(Figure dataset records)
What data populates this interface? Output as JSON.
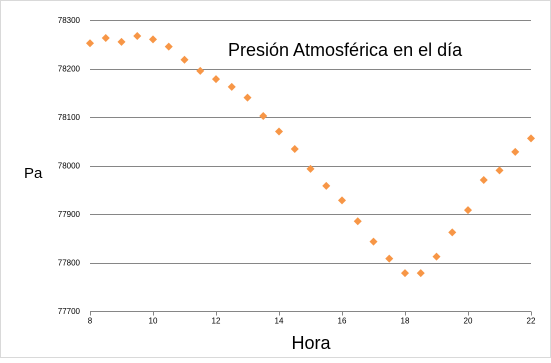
{
  "chart_data": {
    "type": "scatter",
    "title": "Presión Atmosférica en el día",
    "xlabel": "Hora",
    "ylabel": "Pa",
    "xlim": [
      8,
      22
    ],
    "ylim": [
      77700,
      78300
    ],
    "xticks": [
      8,
      10,
      12,
      14,
      16,
      18,
      20,
      22
    ],
    "yticks": [
      77700,
      77800,
      77900,
      78000,
      78100,
      78200,
      78300
    ],
    "grid": true,
    "legend": "none",
    "marker_color": "#f79646",
    "series": [
      {
        "x": [
          8,
          8.5,
          9,
          9.5,
          10,
          10.5,
          11,
          11.5,
          12,
          12.5,
          13,
          13.5,
          14,
          14.5,
          15,
          15.5,
          16,
          16.5,
          17,
          17.5,
          18,
          18.5,
          19,
          19.5,
          20,
          20.5,
          21,
          21.5,
          22
        ],
        "y": [
          78252,
          78263,
          78255,
          78267,
          78260,
          78245,
          78218,
          78195,
          78178,
          78162,
          78140,
          78102,
          78070,
          78034,
          77993,
          77958,
          77928,
          77885,
          77843,
          77808,
          77778,
          77778,
          77812,
          77862,
          77908,
          77970,
          77990,
          78028,
          78056
        ]
      }
    ]
  }
}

→ EXERCISE: Quote the material exactly. Pictures stay out.

→ TASK RESPONSE:
What data populates this interface? Output as JSON.
{
  "chart_data": {
    "type": "scatter",
    "title": "Presión Atmosférica en el día",
    "xlabel": "Hora",
    "ylabel": "Pa",
    "xlim": [
      8,
      22
    ],
    "ylim": [
      77700,
      78300
    ],
    "xticks": [
      8,
      10,
      12,
      14,
      16,
      18,
      20,
      22
    ],
    "yticks": [
      77700,
      77800,
      77900,
      78000,
      78100,
      78200,
      78300
    ],
    "grid": true,
    "legend": "none",
    "marker_color": "#f79646",
    "series": [
      {
        "x": [
          8,
          8.5,
          9,
          9.5,
          10,
          10.5,
          11,
          11.5,
          12,
          12.5,
          13,
          13.5,
          14,
          14.5,
          15,
          15.5,
          16,
          16.5,
          17,
          17.5,
          18,
          18.5,
          19,
          19.5,
          20,
          20.5,
          21,
          21.5,
          22
        ],
        "y": [
          78252,
          78263,
          78255,
          78267,
          78260,
          78245,
          78218,
          78195,
          78178,
          78162,
          78140,
          78102,
          78070,
          78034,
          77993,
          77958,
          77928,
          77885,
          77843,
          77808,
          77778,
          77778,
          77812,
          77862,
          77908,
          77970,
          77990,
          78028,
          78056
        ]
      }
    ]
  }
}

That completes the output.